------ RAW DATA

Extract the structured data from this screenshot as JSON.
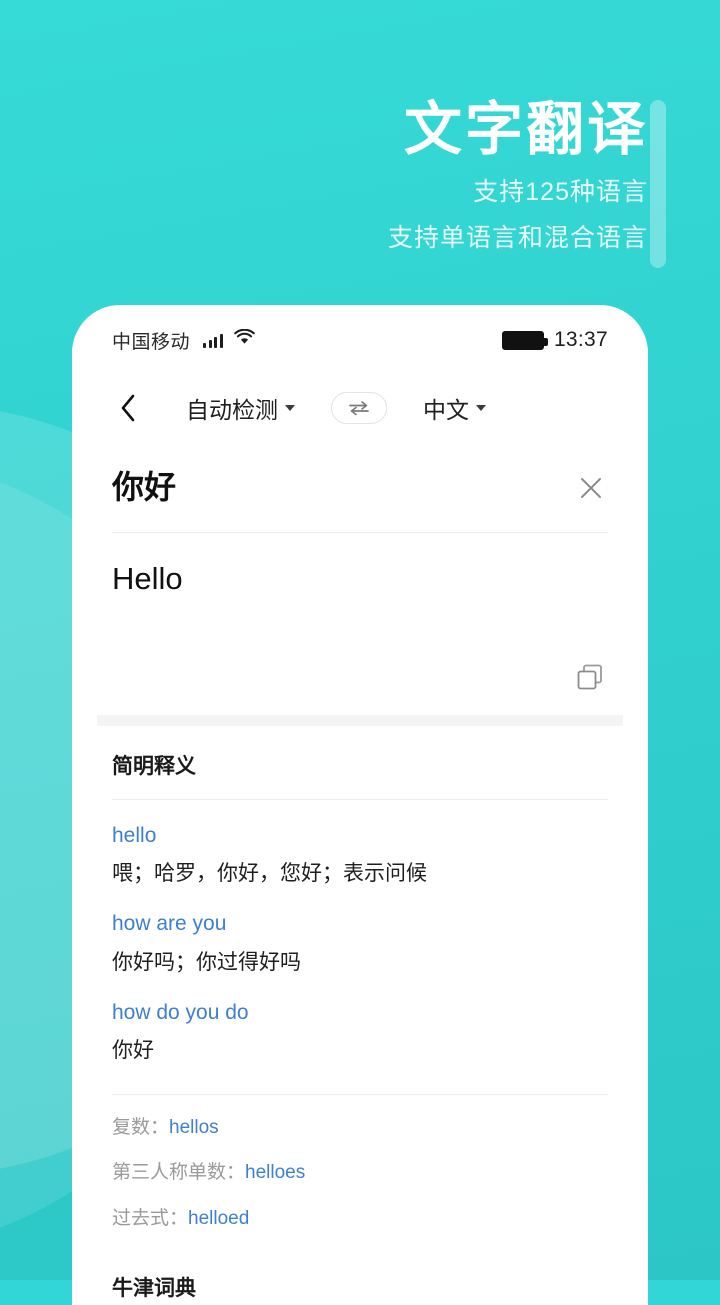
{
  "hero": {
    "title": "文字翻译",
    "subtitle_1": "支持125种语言",
    "subtitle_2": "支持单语言和混合语言"
  },
  "colors": {
    "background_top": "#36dad6",
    "background_bottom": "#2cc6c6",
    "link_blue": "#3f7fd1",
    "muted_gray": "#9a9a9a",
    "band_gray": "#f2f4f6"
  },
  "phone": {
    "status_bar": {
      "carrier": "中国移动",
      "signal_icon": "signal-bars-icon",
      "wifi_icon": "wifi-icon",
      "battery_icon": "battery-full-icon",
      "clock": "13:37"
    },
    "nav_bar": {
      "back_icon": "chevron-left-icon",
      "source_language": "自动检测",
      "swap_icon": "swap-arrows-icon",
      "target_language": "中文"
    },
    "translate": {
      "source_text": "你好",
      "clear_icon": "close-icon",
      "target_text": "Hello",
      "copy_icon": "copy-icon"
    },
    "dictionary": {
      "title": "简明释义",
      "entries": [
        {
          "term": "hello",
          "definition": "喂；哈罗，你好，您好；表示问候"
        },
        {
          "term": "how are you",
          "definition": "你好吗；你过得好吗"
        },
        {
          "term": "how do you do",
          "definition": "你好"
        }
      ],
      "word_forms": [
        {
          "label": "复数：",
          "value": "hellos"
        },
        {
          "label": "第三人称单数：",
          "value": "helloes"
        },
        {
          "label": "过去式：",
          "value": "helloed"
        }
      ],
      "oxford_title": "牛津词典"
    }
  }
}
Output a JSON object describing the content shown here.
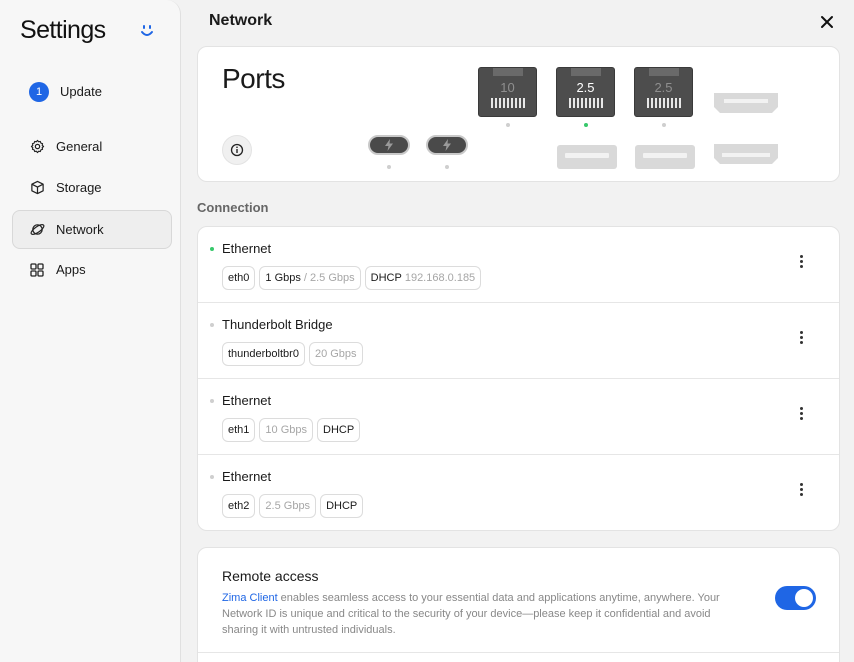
{
  "app": {
    "title": "Settings"
  },
  "sidebar": {
    "update": {
      "badge": "1",
      "label": "Update"
    },
    "items": [
      {
        "id": "general",
        "label": "General",
        "icon": "gear-icon"
      },
      {
        "id": "storage",
        "label": "Storage",
        "icon": "cube-icon"
      },
      {
        "id": "network",
        "label": "Network",
        "icon": "planet-icon",
        "active": true
      },
      {
        "id": "apps",
        "label": "Apps",
        "icon": "grid-icon"
      }
    ]
  },
  "header": {
    "title": "Network"
  },
  "ports": {
    "title": "Ports",
    "ethernet": [
      {
        "speed": "10",
        "active": false
      },
      {
        "speed": "2.5",
        "active": true
      },
      {
        "speed": "2.5",
        "active": false
      }
    ]
  },
  "connection": {
    "label": "Connection",
    "rows": [
      {
        "name": "Ethernet",
        "active": true,
        "iface": "eth0",
        "speed": "1 Gbps",
        "max": "/ 2.5 Gbps",
        "dhcp": "DHCP",
        "ip": "192.168.0.185"
      },
      {
        "name": "Thunderbolt Bridge",
        "active": false,
        "iface": "thunderboltbr0",
        "speed": "20 Gbps"
      },
      {
        "name": "Ethernet",
        "active": false,
        "iface": "eth1",
        "speed": "10 Gbps",
        "dhcp": "DHCP"
      },
      {
        "name": "Ethernet",
        "active": false,
        "iface": "eth2",
        "speed": "2.5 Gbps",
        "dhcp": "DHCP"
      }
    ]
  },
  "remote": {
    "title": "Remote access",
    "link": "Zima Client",
    "description": " enables seamless access to your essential data and applications anytime, anywhere. Your Network ID is unique and critical to the security of your device—please keep it confidential and avoid sharing it with untrusted individuals.",
    "enabled": true
  },
  "colors": {
    "accent": "#1f66e5",
    "active_dot": "#37c86b"
  }
}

------------

● EXERCISE INSTRUCTIONS: List every line above containing the word "access".

● THE COMPLETED TASK:
    "title": "Remote access",
    "description": " enables seamless access to your essential data and applications anytime, anywhere. Your Network ID is unique and critical to the security of your device—please keep it confidential and avoid sharing it with untrusted individuals.",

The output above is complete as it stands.